Data:
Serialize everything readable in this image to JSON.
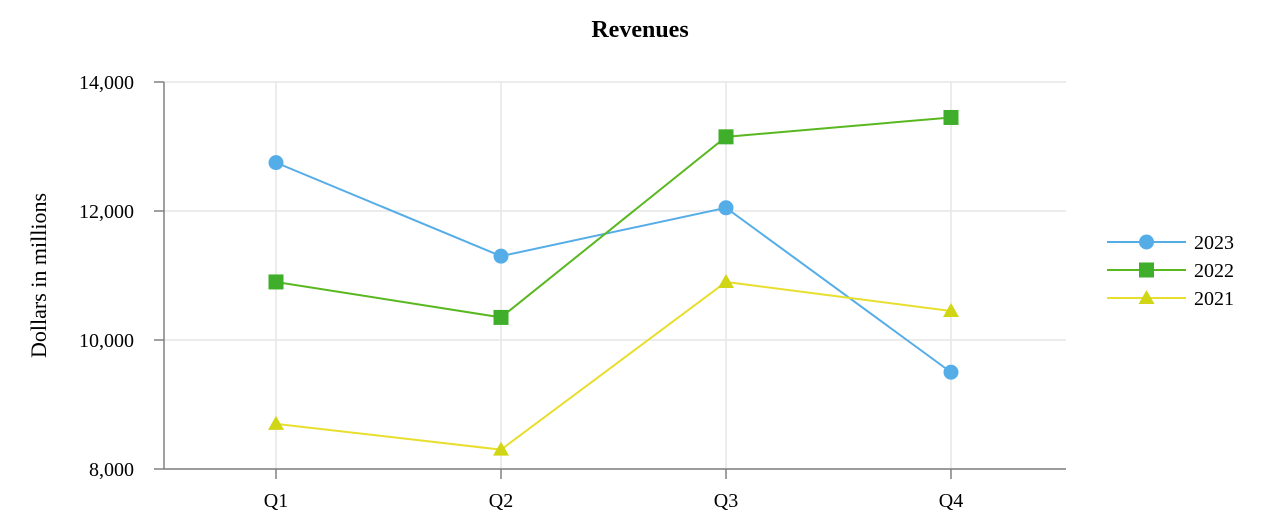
{
  "chart_data": {
    "type": "line",
    "title": "Revenues",
    "xlabel": "",
    "ylabel": "Dollars in millions",
    "categories": [
      "Q1",
      "Q2",
      "Q3",
      "Q4"
    ],
    "ylim": [
      8000,
      14000
    ],
    "yticks": [
      8000,
      10000,
      12000,
      14000
    ],
    "ytick_labels": [
      "8,000",
      "10,000",
      "12,000",
      "14,000"
    ],
    "grid": true,
    "legend_position": "right",
    "series": [
      {
        "name": "2023",
        "values": [
          12750,
          11300,
          12050,
          9500
        ],
        "color": "#55ADE8",
        "marker": "circle"
      },
      {
        "name": "2022",
        "values": [
          10900,
          10350,
          13150,
          13450
        ],
        "color": "#59B820",
        "marker": "square"
      },
      {
        "name": "2021",
        "values": [
          8700,
          8300,
          10900,
          10450
        ],
        "color": "#E8DE2E",
        "marker": "triangle"
      }
    ]
  }
}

Task instructions:
Keep the pictures out of the copy and write out the data exactly as it stands.

The output:
Serialize everything readable in this image to JSON.
{
  "chart_data": {
    "type": "line",
    "title": "Revenues",
    "xlabel": "",
    "ylabel": "Dollars in millions",
    "categories": [
      "Q1",
      "Q2",
      "Q3",
      "Q4"
    ],
    "ylim": [
      8000,
      14000
    ],
    "yticks": [
      8000,
      10000,
      12000,
      14000
    ],
    "ytick_labels": [
      "8,000",
      "10,000",
      "12,000",
      "14,000"
    ],
    "grid": true,
    "legend_position": "right",
    "series": [
      {
        "name": "2023",
        "values": [
          12750,
          11300,
          12050,
          9500
        ],
        "color": "#55ADE8",
        "marker": "circle"
      },
      {
        "name": "2022",
        "values": [
          10900,
          10350,
          13150,
          13450
        ],
        "color": "#59B820",
        "marker": "square"
      },
      {
        "name": "2021",
        "values": [
          8700,
          8300,
          10900,
          10450
        ],
        "color": "#E8DE2E",
        "marker": "triangle"
      }
    ]
  }
}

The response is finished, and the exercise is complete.